THE REQUEST: Write the data out again in full, with no departure from the original.

Stored data
☆ ☆ ☆ ☆ ☆

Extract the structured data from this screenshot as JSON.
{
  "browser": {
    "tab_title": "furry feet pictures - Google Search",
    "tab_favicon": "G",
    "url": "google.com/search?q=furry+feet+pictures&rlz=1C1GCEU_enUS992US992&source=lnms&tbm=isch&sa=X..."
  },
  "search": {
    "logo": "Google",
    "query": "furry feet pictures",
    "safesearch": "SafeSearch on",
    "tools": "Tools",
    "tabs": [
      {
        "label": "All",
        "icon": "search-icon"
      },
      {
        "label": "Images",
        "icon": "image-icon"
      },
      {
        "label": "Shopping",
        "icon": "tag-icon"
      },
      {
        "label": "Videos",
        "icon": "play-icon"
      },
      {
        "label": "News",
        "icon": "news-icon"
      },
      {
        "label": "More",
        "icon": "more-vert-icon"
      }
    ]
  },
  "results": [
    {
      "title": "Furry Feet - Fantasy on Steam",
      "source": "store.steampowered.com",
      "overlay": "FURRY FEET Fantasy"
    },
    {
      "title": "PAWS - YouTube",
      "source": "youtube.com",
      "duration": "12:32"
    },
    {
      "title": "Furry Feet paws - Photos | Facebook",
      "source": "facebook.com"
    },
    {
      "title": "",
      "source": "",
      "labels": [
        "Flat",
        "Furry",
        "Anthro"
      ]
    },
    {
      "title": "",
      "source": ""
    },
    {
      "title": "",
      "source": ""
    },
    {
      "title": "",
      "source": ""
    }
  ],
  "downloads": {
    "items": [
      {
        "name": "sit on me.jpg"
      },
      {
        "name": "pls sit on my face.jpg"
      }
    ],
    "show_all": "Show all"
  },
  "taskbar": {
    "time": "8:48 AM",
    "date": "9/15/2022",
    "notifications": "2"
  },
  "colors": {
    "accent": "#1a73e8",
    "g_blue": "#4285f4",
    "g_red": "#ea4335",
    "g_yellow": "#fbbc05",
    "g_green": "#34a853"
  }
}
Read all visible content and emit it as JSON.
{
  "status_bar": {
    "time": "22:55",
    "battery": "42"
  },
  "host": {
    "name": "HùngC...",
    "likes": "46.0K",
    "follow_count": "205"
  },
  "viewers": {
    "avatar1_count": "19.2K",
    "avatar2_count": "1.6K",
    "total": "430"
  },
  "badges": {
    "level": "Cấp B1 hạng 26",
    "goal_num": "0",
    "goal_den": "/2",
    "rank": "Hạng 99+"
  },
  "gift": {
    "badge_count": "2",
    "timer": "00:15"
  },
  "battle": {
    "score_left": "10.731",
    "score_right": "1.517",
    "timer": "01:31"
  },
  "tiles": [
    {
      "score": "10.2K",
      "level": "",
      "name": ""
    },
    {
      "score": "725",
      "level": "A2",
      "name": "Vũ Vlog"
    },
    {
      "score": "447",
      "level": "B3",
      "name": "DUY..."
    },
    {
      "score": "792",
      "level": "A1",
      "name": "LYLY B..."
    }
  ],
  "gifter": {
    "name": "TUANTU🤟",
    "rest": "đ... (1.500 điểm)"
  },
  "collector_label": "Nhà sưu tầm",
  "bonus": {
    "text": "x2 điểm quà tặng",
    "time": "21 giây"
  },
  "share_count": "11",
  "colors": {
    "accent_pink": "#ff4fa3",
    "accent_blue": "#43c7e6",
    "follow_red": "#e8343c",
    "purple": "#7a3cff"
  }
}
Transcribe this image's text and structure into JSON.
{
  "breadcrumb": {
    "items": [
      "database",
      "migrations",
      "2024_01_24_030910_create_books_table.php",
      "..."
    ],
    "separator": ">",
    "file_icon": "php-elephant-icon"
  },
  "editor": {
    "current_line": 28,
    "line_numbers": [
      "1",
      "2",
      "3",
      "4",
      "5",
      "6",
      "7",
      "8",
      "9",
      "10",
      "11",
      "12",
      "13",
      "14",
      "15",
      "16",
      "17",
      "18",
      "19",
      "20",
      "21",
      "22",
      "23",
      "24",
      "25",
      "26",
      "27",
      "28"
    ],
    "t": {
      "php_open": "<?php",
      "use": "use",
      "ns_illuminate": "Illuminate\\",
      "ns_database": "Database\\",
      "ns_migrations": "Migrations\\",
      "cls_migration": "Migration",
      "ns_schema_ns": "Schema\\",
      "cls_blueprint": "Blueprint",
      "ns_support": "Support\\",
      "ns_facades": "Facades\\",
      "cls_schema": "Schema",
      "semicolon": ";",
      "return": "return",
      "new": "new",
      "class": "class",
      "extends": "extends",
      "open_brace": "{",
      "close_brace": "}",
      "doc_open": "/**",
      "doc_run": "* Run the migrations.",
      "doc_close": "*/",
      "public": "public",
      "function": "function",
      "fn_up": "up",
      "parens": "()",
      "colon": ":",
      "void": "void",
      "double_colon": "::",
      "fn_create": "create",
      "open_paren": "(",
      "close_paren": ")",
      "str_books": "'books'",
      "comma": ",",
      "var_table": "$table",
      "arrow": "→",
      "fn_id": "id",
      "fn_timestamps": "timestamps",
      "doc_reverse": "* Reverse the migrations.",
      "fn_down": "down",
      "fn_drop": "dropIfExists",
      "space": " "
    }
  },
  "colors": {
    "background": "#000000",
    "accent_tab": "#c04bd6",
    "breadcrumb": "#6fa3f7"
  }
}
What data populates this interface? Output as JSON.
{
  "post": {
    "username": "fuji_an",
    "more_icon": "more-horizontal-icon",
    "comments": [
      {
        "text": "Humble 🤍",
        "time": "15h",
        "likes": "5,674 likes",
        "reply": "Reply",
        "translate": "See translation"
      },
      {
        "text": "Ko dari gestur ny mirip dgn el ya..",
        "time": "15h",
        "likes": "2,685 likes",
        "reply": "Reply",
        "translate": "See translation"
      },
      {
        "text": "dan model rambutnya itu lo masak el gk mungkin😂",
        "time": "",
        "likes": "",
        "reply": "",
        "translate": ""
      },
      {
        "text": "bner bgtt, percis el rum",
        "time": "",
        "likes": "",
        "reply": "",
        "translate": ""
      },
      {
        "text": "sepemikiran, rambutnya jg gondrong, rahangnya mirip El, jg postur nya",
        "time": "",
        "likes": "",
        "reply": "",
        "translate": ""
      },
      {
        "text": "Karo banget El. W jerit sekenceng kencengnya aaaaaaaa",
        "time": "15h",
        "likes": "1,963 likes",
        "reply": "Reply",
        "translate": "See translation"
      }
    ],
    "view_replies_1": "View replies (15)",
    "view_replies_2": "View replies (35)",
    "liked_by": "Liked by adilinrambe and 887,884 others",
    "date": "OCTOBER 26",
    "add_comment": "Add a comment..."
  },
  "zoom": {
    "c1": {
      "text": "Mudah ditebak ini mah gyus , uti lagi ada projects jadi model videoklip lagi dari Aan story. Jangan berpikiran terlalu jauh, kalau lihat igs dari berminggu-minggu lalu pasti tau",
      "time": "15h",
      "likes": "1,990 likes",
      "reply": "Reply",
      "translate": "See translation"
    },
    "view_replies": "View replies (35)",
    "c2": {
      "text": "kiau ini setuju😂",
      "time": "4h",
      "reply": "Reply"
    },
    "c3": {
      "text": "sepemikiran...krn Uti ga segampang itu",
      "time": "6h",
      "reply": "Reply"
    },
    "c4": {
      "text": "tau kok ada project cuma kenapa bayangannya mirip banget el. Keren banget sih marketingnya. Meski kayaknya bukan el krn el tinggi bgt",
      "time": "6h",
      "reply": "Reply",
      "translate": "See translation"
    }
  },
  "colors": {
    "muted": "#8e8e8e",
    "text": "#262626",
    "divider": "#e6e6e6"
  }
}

☆ ☆ ☆ ☆ ☆

THE ANSWER:
Extract the structured data from this screenshot as JSON.
{
  "browser": {
    "tab_title": "furry feet pictures - Google Search",
    "tab_favicon": "G",
    "url": "google.com/search?q=furry+feet+pictures&rlz=1C1GCEU_enUS992US992&source=lnms&tbm=isch&sa=X..."
  },
  "search": {
    "logo": "Google",
    "query": "furry feet pictures",
    "safesearch": "SafeSearch on",
    "tools": "Tools",
    "tabs": [
      {
        "label": "All",
        "icon": "search-icon"
      },
      {
        "label": "Images",
        "icon": "image-icon"
      },
      {
        "label": "Shopping",
        "icon": "tag-icon"
      },
      {
        "label": "Videos",
        "icon": "play-icon"
      },
      {
        "label": "News",
        "icon": "news-icon"
      },
      {
        "label": "More",
        "icon": "more-vert-icon"
      }
    ]
  },
  "results": [
    {
      "title": "Furry Feet - Fantasy on Steam",
      "source": "store.steampowered.com",
      "overlay": "FURRY FEET Fantasy"
    },
    {
      "title": "PAWS - YouTube",
      "source": "youtube.com",
      "duration": "12:32"
    },
    {
      "title": "Furry Feet paws - Photos | Facebook",
      "source": "facebook.com"
    },
    {
      "title": "",
      "source": "",
      "labels": [
        "Flat",
        "Furry",
        "Anthro"
      ]
    },
    {
      "title": "",
      "source": ""
    },
    {
      "title": "",
      "source": ""
    },
    {
      "title": "",
      "source": ""
    }
  ],
  "downloads": {
    "items": [
      {
        "name": "sit on me.jpg"
      },
      {
        "name": "pls sit on my face.jpg"
      }
    ],
    "show_all": "Show all"
  },
  "taskbar": {
    "time": "8:48 AM",
    "date": "9/15/2022",
    "notifications": "2"
  },
  "colors": {
    "accent": "#1a73e8",
    "g_blue": "#4285f4",
    "g_red": "#ea4335",
    "g_yellow": "#fbbc05",
    "g_green": "#34a853"
  }
}
Read all visible content and emit it as JSON.
{
  "status_bar": {
    "time": "22:55",
    "battery": "42"
  },
  "host": {
    "name": "HùngC...",
    "likes": "46.0K",
    "follow_count": "205"
  },
  "viewers": {
    "avatar1_count": "19.2K",
    "avatar2_count": "1.6K",
    "total": "430"
  },
  "badges": {
    "level": "Cấp B1 hạng 26",
    "goal_num": "0",
    "goal_den": "/2",
    "rank": "Hạng 99+"
  },
  "gift": {
    "badge_count": "2",
    "timer": "00:15"
  },
  "battle": {
    "score_left": "10.731",
    "score_right": "1.517",
    "timer": "01:31"
  },
  "tiles": [
    {
      "score": "10.2K",
      "level": "",
      "name": ""
    },
    {
      "score": "725",
      "level": "A2",
      "name": "Vũ Vlog"
    },
    {
      "score": "447",
      "level": "B3",
      "name": "DUY..."
    },
    {
      "score": "792",
      "level": "A1",
      "name": "LYLY B..."
    }
  ],
  "gifter": {
    "name": "TUANTU🤟",
    "rest": "đ... (1.500 điểm)"
  },
  "collector_label": "Nhà sưu tầm",
  "bonus": {
    "text": "x2 điểm quà tặng",
    "time": "21 giây"
  },
  "share_count": "11",
  "colors": {
    "accent_pink": "#ff4fa3",
    "accent_blue": "#43c7e6",
    "follow_red": "#e8343c",
    "purple": "#7a3cff"
  }
}
Transcribe this image's text and structure into JSON.
{
  "breadcrumb": {
    "items": [
      "database",
      "migrations",
      "2024_01_24_030910_create_books_table.php",
      "..."
    ],
    "separator": ">",
    "file_icon": "php-elephant-icon"
  },
  "editor": {
    "current_line": 28,
    "line_numbers": [
      "1",
      "2",
      "3",
      "4",
      "5",
      "6",
      "7",
      "8",
      "9",
      "10",
      "11",
      "12",
      "13",
      "14",
      "15",
      "16",
      "17",
      "18",
      "19",
      "20",
      "21",
      "22",
      "23",
      "24",
      "25",
      "26",
      "27",
      "28"
    ],
    "t": {
      "php_open": "<?php",
      "use": "use",
      "ns_illuminate": "Illuminate\\",
      "ns_database": "Database\\",
      "ns_migrations": "Migrations\\",
      "cls_migration": "Migration",
      "ns_schema_ns": "Schema\\",
      "cls_blueprint": "Blueprint",
      "ns_support": "Support\\",
      "ns_facades": "Facades\\",
      "cls_schema": "Schema",
      "semicolon": ";",
      "return": "return",
      "new": "new",
      "class": "class",
      "extends": "extends",
      "open_brace": "{",
      "close_brace": "}",
      "doc_open": "/**",
      "doc_run": "* Run the migrations.",
      "doc_close": "*/",
      "public": "public",
      "function": "function",
      "fn_up": "up",
      "parens": "()",
      "colon": ":",
      "void": "void",
      "double_colon": "::",
      "fn_create": "create",
      "open_paren": "(",
      "close_paren": ")",
      "str_books": "'books'",
      "comma": ",",
      "var_table": "$table",
      "arrow": "→",
      "fn_id": "id",
      "fn_timestamps": "timestamps",
      "doc_reverse": "* Reverse the migrations.",
      "fn_down": "down",
      "fn_drop": "dropIfExists",
      "space": " "
    }
  },
  "colors": {
    "background": "#000000",
    "accent_tab": "#c04bd6",
    "breadcrumb": "#6fa3f7"
  }
}
What data populates this interface? Output as JSON.
{
  "post": {
    "username": "fuji_an",
    "more_icon": "more-horizontal-icon",
    "comments": [
      {
        "text": "Humble 🤍",
        "time": "15h",
        "likes": "5,674 likes",
        "reply": "Reply",
        "translate": "See translation"
      },
      {
        "text": "Ko dari gestur ny mirip dgn el ya..",
        "time": "15h",
        "likes": "2,685 likes",
        "reply": "Reply",
        "translate": "See translation"
      },
      {
        "text": "dan model rambutnya itu lo masak el gk mungkin😂",
        "time": "",
        "likes": "",
        "reply": "",
        "translate": ""
      },
      {
        "text": "bner bgtt, percis el rum",
        "time": "",
        "likes": "",
        "reply": "",
        "translate": ""
      },
      {
        "text": "sepemikiran, rambutnya jg gondrong, rahangnya mirip El, jg postur nya",
        "time": "",
        "likes": "",
        "reply": "",
        "translate": ""
      },
      {
        "text": "Karo banget El. W jerit sekenceng kencengnya aaaaaaaa",
        "time": "15h",
        "likes": "1,963 likes",
        "reply": "Reply",
        "translate": "See translation"
      }
    ],
    "view_replies_1": "View replies (15)",
    "view_replies_2": "View replies (35)",
    "liked_by": "Liked by adilinrambe and 887,884 others",
    "date": "OCTOBER 26",
    "add_comment": "Add a comment..."
  },
  "zoom": {
    "c1": {
      "text": "Mudah ditebak ini mah gyus , uti lagi ada projects jadi model videoklip lagi dari Aan story. Jangan berpikiran terlalu jauh, kalau lihat igs dari berminggu-minggu lalu pasti tau",
      "time": "15h",
      "likes": "1,990 likes",
      "reply": "Reply",
      "translate": "See translation"
    },
    "view_replies": "View replies (35)",
    "c2": {
      "text": "kiau ini setuju😂",
      "time": "4h",
      "reply": "Reply"
    },
    "c3": {
      "text": "sepemikiran...krn Uti ga segampang itu",
      "time": "6h",
      "reply": "Reply"
    },
    "c4": {
      "text": "tau kok ada project cuma kenapa bayangannya mirip banget el. Keren banget sih marketingnya. Meski kayaknya bukan el krn el tinggi bgt",
      "time": "6h",
      "reply": "Reply",
      "translate": "See translation"
    }
  },
  "colors": {
    "muted": "#8e8e8e",
    "text": "#262626",
    "divider": "#e6e6e6"
  }
}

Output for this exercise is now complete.